STATED EXERCISE —
Your task is to repeat all of the material exactly.

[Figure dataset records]
════

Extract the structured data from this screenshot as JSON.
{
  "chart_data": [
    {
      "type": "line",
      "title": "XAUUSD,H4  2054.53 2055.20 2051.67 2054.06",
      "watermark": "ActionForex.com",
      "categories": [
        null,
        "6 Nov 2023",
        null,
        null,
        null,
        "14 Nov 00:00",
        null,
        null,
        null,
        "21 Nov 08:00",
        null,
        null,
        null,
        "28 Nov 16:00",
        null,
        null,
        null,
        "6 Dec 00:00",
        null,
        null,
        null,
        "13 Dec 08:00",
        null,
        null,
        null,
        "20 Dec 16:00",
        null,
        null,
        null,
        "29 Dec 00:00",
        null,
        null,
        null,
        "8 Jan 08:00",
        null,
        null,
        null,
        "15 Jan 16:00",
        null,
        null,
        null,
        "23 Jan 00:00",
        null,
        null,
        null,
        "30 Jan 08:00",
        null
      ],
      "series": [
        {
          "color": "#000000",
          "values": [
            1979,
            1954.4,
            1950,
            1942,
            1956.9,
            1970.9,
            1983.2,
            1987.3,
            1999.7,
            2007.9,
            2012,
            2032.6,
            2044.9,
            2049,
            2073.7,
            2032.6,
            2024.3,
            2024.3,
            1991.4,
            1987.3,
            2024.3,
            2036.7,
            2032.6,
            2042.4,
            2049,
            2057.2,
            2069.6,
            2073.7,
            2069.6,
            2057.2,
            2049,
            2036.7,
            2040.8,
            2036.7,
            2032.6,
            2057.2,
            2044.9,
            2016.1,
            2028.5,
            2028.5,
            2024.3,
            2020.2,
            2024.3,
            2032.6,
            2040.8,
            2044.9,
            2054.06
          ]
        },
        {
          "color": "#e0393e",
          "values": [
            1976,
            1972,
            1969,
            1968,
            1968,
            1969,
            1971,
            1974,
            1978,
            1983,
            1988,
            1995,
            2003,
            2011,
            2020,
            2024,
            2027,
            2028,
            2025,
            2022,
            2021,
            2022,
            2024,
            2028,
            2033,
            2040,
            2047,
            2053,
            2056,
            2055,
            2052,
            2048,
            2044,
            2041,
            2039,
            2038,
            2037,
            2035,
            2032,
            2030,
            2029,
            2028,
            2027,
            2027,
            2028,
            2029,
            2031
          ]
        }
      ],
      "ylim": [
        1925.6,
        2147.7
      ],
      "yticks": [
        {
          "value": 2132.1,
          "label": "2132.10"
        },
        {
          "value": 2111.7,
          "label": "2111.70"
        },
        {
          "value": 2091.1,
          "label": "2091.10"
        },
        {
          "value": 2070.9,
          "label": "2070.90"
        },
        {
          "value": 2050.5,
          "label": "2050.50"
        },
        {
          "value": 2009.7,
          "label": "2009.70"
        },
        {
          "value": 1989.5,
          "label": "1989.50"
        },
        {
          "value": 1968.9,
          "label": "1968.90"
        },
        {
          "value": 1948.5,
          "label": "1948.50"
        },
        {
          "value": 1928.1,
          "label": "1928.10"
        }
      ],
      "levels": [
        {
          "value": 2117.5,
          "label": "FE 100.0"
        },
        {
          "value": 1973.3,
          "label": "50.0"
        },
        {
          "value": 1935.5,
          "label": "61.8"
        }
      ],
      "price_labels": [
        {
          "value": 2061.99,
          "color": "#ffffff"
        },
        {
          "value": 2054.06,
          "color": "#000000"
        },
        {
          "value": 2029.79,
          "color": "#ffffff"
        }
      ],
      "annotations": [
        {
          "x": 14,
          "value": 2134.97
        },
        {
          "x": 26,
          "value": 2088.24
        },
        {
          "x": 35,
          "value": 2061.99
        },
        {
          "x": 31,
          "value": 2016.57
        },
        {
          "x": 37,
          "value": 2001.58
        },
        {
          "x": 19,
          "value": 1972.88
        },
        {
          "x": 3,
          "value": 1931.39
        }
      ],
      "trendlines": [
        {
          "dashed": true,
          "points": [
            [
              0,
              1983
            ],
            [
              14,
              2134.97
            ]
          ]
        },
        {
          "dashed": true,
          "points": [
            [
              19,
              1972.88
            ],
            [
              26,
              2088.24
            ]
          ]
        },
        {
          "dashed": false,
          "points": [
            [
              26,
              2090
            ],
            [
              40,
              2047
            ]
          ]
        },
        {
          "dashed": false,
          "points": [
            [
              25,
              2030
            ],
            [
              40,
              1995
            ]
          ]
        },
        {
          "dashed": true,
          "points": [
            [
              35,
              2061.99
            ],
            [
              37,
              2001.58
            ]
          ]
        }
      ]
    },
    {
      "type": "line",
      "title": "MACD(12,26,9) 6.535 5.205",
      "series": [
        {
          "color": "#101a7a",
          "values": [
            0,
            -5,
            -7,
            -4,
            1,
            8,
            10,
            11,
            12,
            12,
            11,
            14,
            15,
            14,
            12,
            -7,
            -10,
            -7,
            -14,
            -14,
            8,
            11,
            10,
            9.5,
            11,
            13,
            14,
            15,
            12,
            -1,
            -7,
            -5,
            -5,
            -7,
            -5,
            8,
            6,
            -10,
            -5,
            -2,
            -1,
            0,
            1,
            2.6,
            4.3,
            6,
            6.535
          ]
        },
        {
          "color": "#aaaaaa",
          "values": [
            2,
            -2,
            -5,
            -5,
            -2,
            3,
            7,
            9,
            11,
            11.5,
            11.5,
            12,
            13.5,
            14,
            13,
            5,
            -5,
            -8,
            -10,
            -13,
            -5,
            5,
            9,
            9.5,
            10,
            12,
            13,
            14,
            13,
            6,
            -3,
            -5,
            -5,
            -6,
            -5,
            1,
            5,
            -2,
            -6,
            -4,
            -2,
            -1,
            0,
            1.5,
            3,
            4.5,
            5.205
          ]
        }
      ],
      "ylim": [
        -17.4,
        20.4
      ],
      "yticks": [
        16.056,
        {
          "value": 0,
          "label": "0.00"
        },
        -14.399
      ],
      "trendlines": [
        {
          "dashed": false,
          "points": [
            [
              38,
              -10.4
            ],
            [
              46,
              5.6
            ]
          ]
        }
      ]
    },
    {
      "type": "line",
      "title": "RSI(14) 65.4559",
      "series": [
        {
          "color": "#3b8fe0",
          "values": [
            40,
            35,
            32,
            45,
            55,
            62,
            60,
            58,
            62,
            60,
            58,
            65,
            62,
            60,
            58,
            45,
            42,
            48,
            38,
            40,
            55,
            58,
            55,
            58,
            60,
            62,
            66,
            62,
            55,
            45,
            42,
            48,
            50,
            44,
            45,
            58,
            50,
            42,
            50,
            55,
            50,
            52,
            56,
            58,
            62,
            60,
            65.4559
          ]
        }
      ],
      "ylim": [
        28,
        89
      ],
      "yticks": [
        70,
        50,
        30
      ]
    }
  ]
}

════

TASK RESPONSE —
Extract the structured data from this screenshot as JSON.
{
  "chart_data": [
    {
      "type": "line",
      "title": "XAUUSD,H4  2054.53 2055.20 2051.67 2054.06",
      "watermark": "ActionForex.com",
      "categories": [
        null,
        "6 Nov 2023",
        null,
        null,
        null,
        "14 Nov 00:00",
        null,
        null,
        null,
        "21 Nov 08:00",
        null,
        null,
        null,
        "28 Nov 16:00",
        null,
        null,
        null,
        "6 Dec 00:00",
        null,
        null,
        null,
        "13 Dec 08:00",
        null,
        null,
        null,
        "20 Dec 16:00",
        null,
        null,
        null,
        "29 Dec 00:00",
        null,
        null,
        null,
        "8 Jan 08:00",
        null,
        null,
        null,
        "15 Jan 16:00",
        null,
        null,
        null,
        "23 Jan 00:00",
        null,
        null,
        null,
        "30 Jan 08:00",
        null
      ],
      "series": [
        {
          "color": "#000000",
          "values": [
            1979,
            1954.4,
            1950,
            1942,
            1956.9,
            1970.9,
            1983.2,
            1987.3,
            1999.7,
            2007.9,
            2012,
            2032.6,
            2044.9,
            2049,
            2073.7,
            2032.6,
            2024.3,
            2024.3,
            1991.4,
            1987.3,
            2024.3,
            2036.7,
            2032.6,
            2042.4,
            2049,
            2057.2,
            2069.6,
            2073.7,
            2069.6,
            2057.2,
            2049,
            2036.7,
            2040.8,
            2036.7,
            2032.6,
            2057.2,
            2044.9,
            2016.1,
            2028.5,
            2028.5,
            2024.3,
            2020.2,
            2024.3,
            2032.6,
            2040.8,
            2044.9,
            2054.06
          ]
        },
        {
          "color": "#e0393e",
          "values": [
            1976,
            1972,
            1969,
            1968,
            1968,
            1969,
            1971,
            1974,
            1978,
            1983,
            1988,
            1995,
            2003,
            2011,
            2020,
            2024,
            2027,
            2028,
            2025,
            2022,
            2021,
            2022,
            2024,
            2028,
            2033,
            2040,
            2047,
            2053,
            2056,
            2055,
            2052,
            2048,
            2044,
            2041,
            2039,
            2038,
            2037,
            2035,
            2032,
            2030,
            2029,
            2028,
            2027,
            2027,
            2028,
            2029,
            2031
          ]
        }
      ],
      "ylim": [
        1925.6,
        2147.7
      ],
      "yticks": [
        {
          "value": 2132.1,
          "label": "2132.10"
        },
        {
          "value": 2111.7,
          "label": "2111.70"
        },
        {
          "value": 2091.1,
          "label": "2091.10"
        },
        {
          "value": 2070.9,
          "label": "2070.90"
        },
        {
          "value": 2050.5,
          "label": "2050.50"
        },
        {
          "value": 2009.7,
          "label": "2009.70"
        },
        {
          "value": 1989.5,
          "label": "1989.50"
        },
        {
          "value": 1968.9,
          "label": "1968.90"
        },
        {
          "value": 1948.5,
          "label": "1948.50"
        },
        {
          "value": 1928.1,
          "label": "1928.10"
        }
      ],
      "levels": [
        {
          "value": 2117.5,
          "label": "FE 100.0"
        },
        {
          "value": 1973.3,
          "label": "50.0"
        },
        {
          "value": 1935.5,
          "label": "61.8"
        }
      ],
      "price_labels": [
        {
          "value": 2061.99,
          "color": "#ffffff"
        },
        {
          "value": 2054.06,
          "color": "#000000"
        },
        {
          "value": 2029.79,
          "color": "#ffffff"
        }
      ],
      "annotations": [
        {
          "x": 14,
          "value": 2134.97
        },
        {
          "x": 26,
          "value": 2088.24
        },
        {
          "x": 35,
          "value": 2061.99
        },
        {
          "x": 31,
          "value": 2016.57
        },
        {
          "x": 37,
          "value": 2001.58
        },
        {
          "x": 19,
          "value": 1972.88
        },
        {
          "x": 3,
          "value": 1931.39
        }
      ],
      "trendlines": [
        {
          "dashed": true,
          "points": [
            [
              0,
              1983
            ],
            [
              14,
              2134.97
            ]
          ]
        },
        {
          "dashed": true,
          "points": [
            [
              19,
              1972.88
            ],
            [
              26,
              2088.24
            ]
          ]
        },
        {
          "dashed": false,
          "points": [
            [
              26,
              2090
            ],
            [
              40,
              2047
            ]
          ]
        },
        {
          "dashed": false,
          "points": [
            [
              25,
              2030
            ],
            [
              40,
              1995
            ]
          ]
        },
        {
          "dashed": true,
          "points": [
            [
              35,
              2061.99
            ],
            [
              37,
              2001.58
            ]
          ]
        }
      ]
    },
    {
      "type": "line",
      "title": "MACD(12,26,9) 6.535 5.205",
      "series": [
        {
          "color": "#101a7a",
          "values": [
            0,
            -5,
            -7,
            -4,
            1,
            8,
            10,
            11,
            12,
            12,
            11,
            14,
            15,
            14,
            12,
            -7,
            -10,
            -7,
            -14,
            -14,
            8,
            11,
            10,
            9.5,
            11,
            13,
            14,
            15,
            12,
            -1,
            -7,
            -5,
            -5,
            -7,
            -5,
            8,
            6,
            -10,
            -5,
            -2,
            -1,
            0,
            1,
            2.6,
            4.3,
            6,
            6.535
          ]
        },
        {
          "color": "#aaaaaa",
          "values": [
            2,
            -2,
            -5,
            -5,
            -2,
            3,
            7,
            9,
            11,
            11.5,
            11.5,
            12,
            13.5,
            14,
            13,
            5,
            -5,
            -8,
            -10,
            -13,
            -5,
            5,
            9,
            9.5,
            10,
            12,
            13,
            14,
            13,
            6,
            -3,
            -5,
            -5,
            -6,
            -5,
            1,
            5,
            -2,
            -6,
            -4,
            -2,
            -1,
            0,
            1.5,
            3,
            4.5,
            5.205
          ]
        }
      ],
      "ylim": [
        -17.4,
        20.4
      ],
      "yticks": [
        16.056,
        {
          "value": 0,
          "label": "0.00"
        },
        -14.399
      ],
      "trendlines": [
        {
          "dashed": false,
          "points": [
            [
              38,
              -10.4
            ],
            [
              46,
              5.6
            ]
          ]
        }
      ]
    },
    {
      "type": "line",
      "title": "RSI(14) 65.4559",
      "series": [
        {
          "color": "#3b8fe0",
          "values": [
            40,
            35,
            32,
            45,
            55,
            62,
            60,
            58,
            62,
            60,
            58,
            65,
            62,
            60,
            58,
            45,
            42,
            48,
            38,
            40,
            55,
            58,
            55,
            58,
            60,
            62,
            66,
            62,
            55,
            45,
            42,
            48,
            50,
            44,
            45,
            58,
            50,
            42,
            50,
            55,
            50,
            52,
            56,
            58,
            62,
            60,
            65.4559
          ]
        }
      ],
      "ylim": [
        28,
        89
      ],
      "yticks": [
        70,
        50,
        30
      ]
    }
  ]
}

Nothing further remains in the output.